── Record list ──

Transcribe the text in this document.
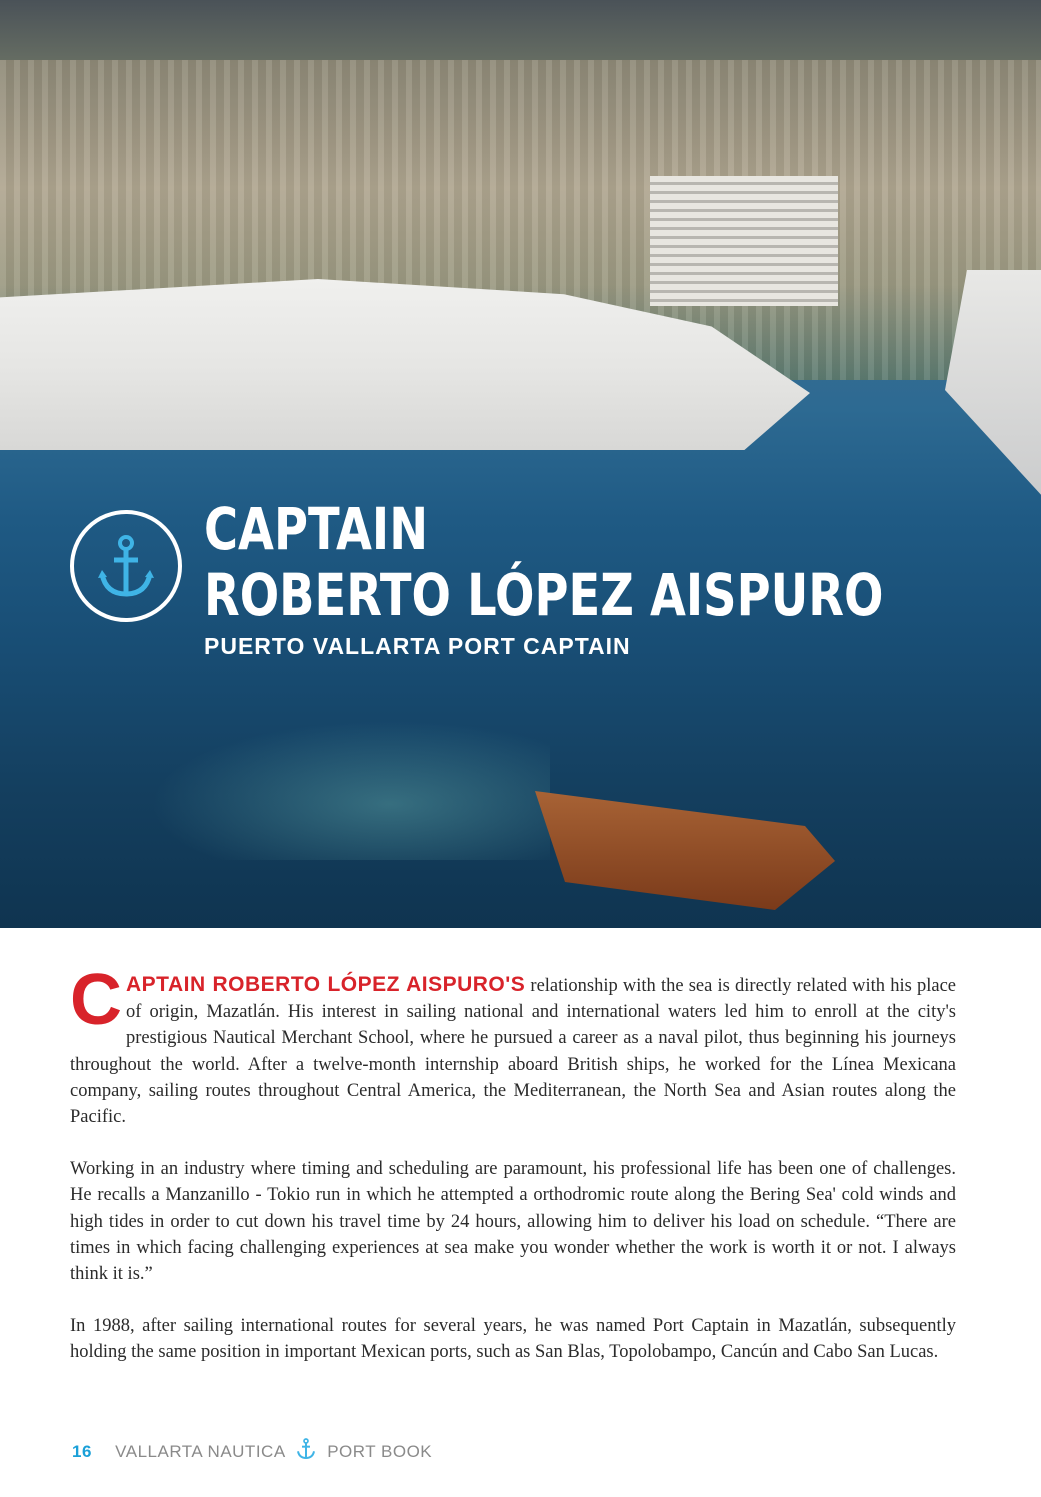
CAPTAIN
ROBERTO LÓPEZ AISPURO
PUERTO VALLARTA PORT CAPTAIN

CAPTAIN ROBERTO LÓPEZ AISPURO'S relationship with the sea is directly related with his place of origin, Mazatlán. His interest in sailing national and international waters led him to enroll at the city's prestigious Nautical Merchant School, where he pursued a career as a naval pilot, thus beginning his journeys throughout the world. After a twelve-month internship aboard British ships, he worked for the Línea Mexicana company, sailing routes throughout Central America, the Mediterranean, the North Sea and Asian routes along the Pacific.

Working in an industry where timing and scheduling are paramount, his professional life has been one of challenges. He recalls a Manzanillo - Tokio run in which he attempted a orthodromic route along the Bering Sea' cold winds and high tides in order to cut down his travel time by 24 hours, allowing him to deliver his load on schedule. “There are times in which facing challenging experiences at sea make you wonder whether the work is worth it or not. I always think it is.”

In 1988, after sailing international routes for several years, he was named Port Captain in Mazatlán, subsequently holding the same position in important Mexican ports, such as San Blas, Topolobampo, Cancún and Cabo San Lucas.

16 VALLARTA NAUTICA PORT BOOK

───

:: Problem details ::
Look through the material and say how many lines hold "AISPURO". Give the number only.

:: Reply to the exercise ::
2